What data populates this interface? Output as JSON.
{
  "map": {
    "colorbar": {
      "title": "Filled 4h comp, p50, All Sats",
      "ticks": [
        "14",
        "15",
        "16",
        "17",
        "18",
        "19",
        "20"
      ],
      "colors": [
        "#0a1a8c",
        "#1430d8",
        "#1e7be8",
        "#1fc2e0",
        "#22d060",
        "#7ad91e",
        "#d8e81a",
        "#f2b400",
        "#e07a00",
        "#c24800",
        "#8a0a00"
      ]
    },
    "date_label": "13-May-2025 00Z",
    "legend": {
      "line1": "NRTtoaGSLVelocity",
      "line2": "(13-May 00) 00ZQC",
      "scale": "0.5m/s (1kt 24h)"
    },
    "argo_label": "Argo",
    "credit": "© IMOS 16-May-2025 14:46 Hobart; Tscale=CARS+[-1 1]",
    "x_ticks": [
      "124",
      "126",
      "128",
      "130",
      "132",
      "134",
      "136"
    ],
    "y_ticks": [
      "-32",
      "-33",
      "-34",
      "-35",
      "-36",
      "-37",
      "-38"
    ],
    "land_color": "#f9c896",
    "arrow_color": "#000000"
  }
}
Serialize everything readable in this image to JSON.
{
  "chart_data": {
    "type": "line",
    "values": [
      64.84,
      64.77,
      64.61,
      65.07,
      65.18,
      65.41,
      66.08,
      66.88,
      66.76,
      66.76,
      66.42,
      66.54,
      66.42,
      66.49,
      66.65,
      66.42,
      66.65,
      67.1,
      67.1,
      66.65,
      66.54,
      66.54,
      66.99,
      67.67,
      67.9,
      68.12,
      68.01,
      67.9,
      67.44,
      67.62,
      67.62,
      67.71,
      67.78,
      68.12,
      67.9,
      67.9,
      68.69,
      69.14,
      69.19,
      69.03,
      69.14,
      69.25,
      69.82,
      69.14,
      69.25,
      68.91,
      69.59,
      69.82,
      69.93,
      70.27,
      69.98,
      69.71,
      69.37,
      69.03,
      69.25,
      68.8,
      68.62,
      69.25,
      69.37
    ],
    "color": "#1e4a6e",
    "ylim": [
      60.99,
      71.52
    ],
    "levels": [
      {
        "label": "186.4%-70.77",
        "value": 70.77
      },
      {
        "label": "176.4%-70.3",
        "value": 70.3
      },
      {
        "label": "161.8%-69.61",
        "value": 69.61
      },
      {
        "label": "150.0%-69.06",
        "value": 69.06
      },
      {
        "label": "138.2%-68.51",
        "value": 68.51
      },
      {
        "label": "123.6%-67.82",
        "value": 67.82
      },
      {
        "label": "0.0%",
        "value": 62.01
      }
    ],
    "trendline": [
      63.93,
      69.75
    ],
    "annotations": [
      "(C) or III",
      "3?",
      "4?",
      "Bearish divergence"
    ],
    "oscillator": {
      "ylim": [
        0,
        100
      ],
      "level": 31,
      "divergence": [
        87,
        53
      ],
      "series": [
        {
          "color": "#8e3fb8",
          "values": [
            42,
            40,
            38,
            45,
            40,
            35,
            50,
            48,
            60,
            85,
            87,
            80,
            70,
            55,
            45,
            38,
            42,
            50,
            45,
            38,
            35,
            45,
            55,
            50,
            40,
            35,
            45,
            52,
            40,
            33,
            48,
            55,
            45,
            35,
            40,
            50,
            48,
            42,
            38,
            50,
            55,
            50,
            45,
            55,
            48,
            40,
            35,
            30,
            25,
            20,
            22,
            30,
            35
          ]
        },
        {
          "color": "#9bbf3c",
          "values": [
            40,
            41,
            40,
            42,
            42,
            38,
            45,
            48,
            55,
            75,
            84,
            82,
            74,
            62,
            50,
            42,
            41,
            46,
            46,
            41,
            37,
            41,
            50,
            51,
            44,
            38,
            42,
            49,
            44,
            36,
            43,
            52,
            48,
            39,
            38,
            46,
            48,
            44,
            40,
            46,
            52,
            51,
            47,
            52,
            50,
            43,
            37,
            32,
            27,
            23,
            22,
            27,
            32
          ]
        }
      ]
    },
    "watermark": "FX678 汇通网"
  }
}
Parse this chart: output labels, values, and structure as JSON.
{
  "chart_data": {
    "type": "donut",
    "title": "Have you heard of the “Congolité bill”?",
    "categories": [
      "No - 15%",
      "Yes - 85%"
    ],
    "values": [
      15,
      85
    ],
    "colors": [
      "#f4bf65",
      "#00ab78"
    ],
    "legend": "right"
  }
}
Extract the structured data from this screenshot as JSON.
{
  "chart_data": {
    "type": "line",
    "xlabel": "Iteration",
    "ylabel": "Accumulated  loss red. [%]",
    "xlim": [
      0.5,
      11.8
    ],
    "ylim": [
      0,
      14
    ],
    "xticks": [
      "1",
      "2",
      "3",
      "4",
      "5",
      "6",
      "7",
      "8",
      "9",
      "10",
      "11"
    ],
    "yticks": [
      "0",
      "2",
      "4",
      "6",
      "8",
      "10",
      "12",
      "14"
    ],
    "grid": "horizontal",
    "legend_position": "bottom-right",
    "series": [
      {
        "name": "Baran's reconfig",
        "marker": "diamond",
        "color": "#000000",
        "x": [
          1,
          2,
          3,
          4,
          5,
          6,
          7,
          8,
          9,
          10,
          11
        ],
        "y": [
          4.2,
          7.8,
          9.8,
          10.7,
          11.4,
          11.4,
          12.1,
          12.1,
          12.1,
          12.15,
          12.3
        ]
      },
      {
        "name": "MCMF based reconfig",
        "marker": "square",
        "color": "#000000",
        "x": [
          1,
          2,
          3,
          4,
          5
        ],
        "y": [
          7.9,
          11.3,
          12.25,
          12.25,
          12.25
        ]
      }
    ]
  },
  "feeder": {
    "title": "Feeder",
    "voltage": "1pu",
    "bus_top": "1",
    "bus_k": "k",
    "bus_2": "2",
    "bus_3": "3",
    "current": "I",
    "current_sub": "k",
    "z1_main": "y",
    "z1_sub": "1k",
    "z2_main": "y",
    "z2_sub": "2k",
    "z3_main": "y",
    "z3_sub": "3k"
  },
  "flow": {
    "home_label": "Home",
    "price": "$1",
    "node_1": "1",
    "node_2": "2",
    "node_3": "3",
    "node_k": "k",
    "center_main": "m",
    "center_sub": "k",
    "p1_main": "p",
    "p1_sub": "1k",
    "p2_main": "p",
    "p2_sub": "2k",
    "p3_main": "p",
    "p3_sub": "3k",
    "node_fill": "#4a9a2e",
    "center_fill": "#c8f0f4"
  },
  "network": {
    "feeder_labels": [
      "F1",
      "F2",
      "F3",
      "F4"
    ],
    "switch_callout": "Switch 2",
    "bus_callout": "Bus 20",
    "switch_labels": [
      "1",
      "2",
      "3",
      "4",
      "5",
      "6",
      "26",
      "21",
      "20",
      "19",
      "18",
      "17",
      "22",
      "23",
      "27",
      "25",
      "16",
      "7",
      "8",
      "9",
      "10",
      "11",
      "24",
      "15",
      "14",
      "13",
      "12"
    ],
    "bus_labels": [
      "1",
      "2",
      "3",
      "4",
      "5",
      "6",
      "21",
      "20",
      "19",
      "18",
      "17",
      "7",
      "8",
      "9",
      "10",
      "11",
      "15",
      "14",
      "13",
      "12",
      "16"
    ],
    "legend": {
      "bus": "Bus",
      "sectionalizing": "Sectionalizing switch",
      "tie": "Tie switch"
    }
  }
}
════════════════════
* What is expected: Locate all lines in the listing above with the word "reconfig". Copy them.

* Solution:
        "name": "Baran's reconfig",
        "name": "MCMF based reconfig",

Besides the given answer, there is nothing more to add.